• _CHALLENGE_: Make an exact copy of all the records.

• _MATERIAL PROVIDED_:
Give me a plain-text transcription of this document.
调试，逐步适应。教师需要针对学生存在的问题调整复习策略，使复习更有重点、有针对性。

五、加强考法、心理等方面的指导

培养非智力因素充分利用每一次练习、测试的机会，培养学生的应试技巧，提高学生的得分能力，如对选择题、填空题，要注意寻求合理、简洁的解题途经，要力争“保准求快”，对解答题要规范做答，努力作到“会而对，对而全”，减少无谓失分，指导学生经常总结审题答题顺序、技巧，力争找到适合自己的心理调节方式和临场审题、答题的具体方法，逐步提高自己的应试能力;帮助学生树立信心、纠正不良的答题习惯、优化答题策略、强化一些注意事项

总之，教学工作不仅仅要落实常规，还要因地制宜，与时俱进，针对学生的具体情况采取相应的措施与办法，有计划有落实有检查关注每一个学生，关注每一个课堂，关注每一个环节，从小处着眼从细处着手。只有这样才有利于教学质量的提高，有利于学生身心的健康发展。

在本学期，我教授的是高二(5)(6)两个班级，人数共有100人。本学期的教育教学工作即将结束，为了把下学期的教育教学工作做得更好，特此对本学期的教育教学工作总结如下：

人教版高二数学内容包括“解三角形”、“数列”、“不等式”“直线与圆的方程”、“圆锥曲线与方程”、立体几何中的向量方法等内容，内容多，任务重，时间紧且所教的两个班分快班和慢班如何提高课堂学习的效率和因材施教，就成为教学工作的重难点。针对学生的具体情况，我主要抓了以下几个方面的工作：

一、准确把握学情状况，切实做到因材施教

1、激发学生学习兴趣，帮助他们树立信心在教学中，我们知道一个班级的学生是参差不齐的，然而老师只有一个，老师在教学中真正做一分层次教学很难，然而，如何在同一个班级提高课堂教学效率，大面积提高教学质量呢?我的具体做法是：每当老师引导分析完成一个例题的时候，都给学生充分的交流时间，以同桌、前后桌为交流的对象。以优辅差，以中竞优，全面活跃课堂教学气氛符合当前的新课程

• _PROBLEM SOLUTION_:
Give me a plain-text transcription of this document.
调试，逐步适应。教师需要针对学生存在的问题调整复习策略，使复习更有重点、有针对性。

五、加强考法、心理等方面的指导

培养非智力因素充分利用每一次练习、测试的机会，培养学生的应试技巧，提高学生的得分能力，如对选择题、填空题，要注意寻求合理、简洁的解题途经，要力争“保准求快”，对解答题要规范做答，努力作到“会而对，对而全”，减少无谓失分，指导学生经常总结审题答题顺序、技巧，力争找到适合自己的心理调节方式和临场审题、答题的具体方法，逐步提高自己的应试能力;帮助学生树立信心、纠正不良的答题习惯、优化答题策略、强化一些注意事项

总之，教学工作不仅仅要落实常规，还要因地制宜，与时俱进，针对学生的具体情况采取相应的措施与办法，有计划有落实有检查关注每一个学生，关注每一个课堂，关注每一个环节，从小处着眼从细处着手。只有这样才有利于教学质量的提高，有利于学生身心的健康发展。

在本学期，我教授的是高二(5)(6)两个班级，人数共有100人。本学期的教育教学工作即将结束，为了把下学期的教育教学工作做得更好，特此对本学期的教育教学工作总结如下：

人教版高二数学内容包括“解三角形”、“数列”、“不等式”“直线与圆的方程”、“圆锥曲线与方程”、立体几何中的向量方法等内容，内容多，任务重，时间紧且所教的两个班分快班和慢班如何提高课堂学习的效率和因材施教，就成为教学工作的重难点。针对学生的具体情况，我主要抓了以下几个方面的工作：

一、准确把握学情状况，切实做到因材施教

1、激发学生学习兴趣，帮助他们树立信心在教学中，我们知道一个班级的学生是参差不齐的，然而老师只有一个，老师在教学中真正做一分层次教学很难，然而，如何在同一个班级提高课堂教学效率，大面积提高教学质量呢?我的具体做法是：每当老师引导分析完成一个例题的时候，都给学生充分的交流时间，以同桌、前后桌为交流的对象。以优辅差，以中竞优，全面活跃课堂教学气氛符合当前的新课程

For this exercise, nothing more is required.